── Items

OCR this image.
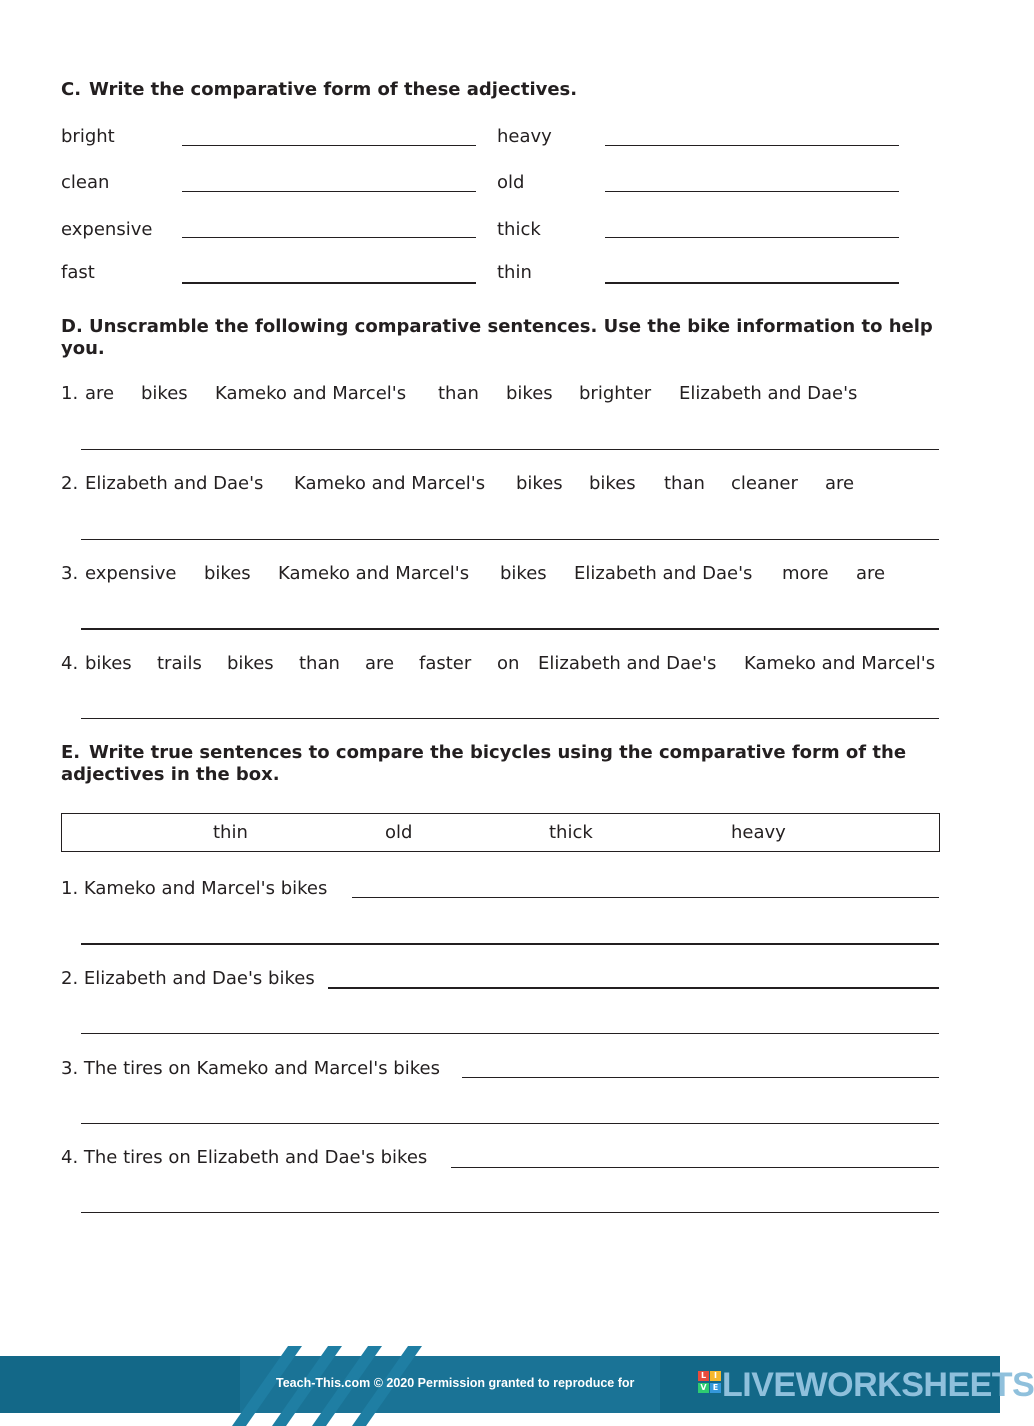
C. Write the comparative form of these adjectives.
bright	heavy
clean	old
expensive	thick
fast	thin
D. Unscramble the following comparative sentences. Use the bike information to help
you.
1. are bikes Kameko and Marcel's than bikes brighter Elizabeth and Dae's
2. Elizabeth and Dae's Kameko and Marcel's bikes bikes than cleaner are
3. expensive bikes Kameko and Marcel's bikes Elizabeth and Dae's more are
4. bikes trails bikes than are faster on Elizabeth and Dae's Kameko and Marcel's
E. Write true sentences to compare the bicycles using the comparative form of the
adjectives in the box.
thin	old	thick	heavy
1. Kameko and Marcel's bikes
2. Elizabeth and Dae's bikes
3. The tires on Kameko and Marcel's bikes
4. The tires on Elizabeth and Dae's bikes
Teach-This.com © 2020 Permission granted to reproduce for
L I
V E LIVEWORKSHEETS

────

Written request:
Print every record above exactly as written, leaving out the pictures.

Solution for this problem:
OCR this image.
C. Write the comparative form of these adjectives.
bright	heavy
clean	old
expensive	thick
fast	thin
D. Unscramble the following comparative sentences. Use the bike information to help
you.
1. are bikes Kameko and Marcel's than bikes brighter Elizabeth and Dae's
2. Elizabeth and Dae's Kameko and Marcel's bikes bikes than cleaner are
3. expensive bikes Kameko and Marcel's bikes Elizabeth and Dae's more are
4. bikes trails bikes than are faster on Elizabeth and Dae's Kameko and Marcel's
E. Write true sentences to compare the bicycles using the comparative form of the
adjectives in the box.
thin	old	thick	heavy
1. Kameko and Marcel's bikes
2. Elizabeth and Dae's bikes
3. The tires on Kameko and Marcel's bikes
4. The tires on Elizabeth and Dae's bikes
Teach-This.com © 2020 Permission granted to reproduce for
L I
V E LIVEWORKSHEETS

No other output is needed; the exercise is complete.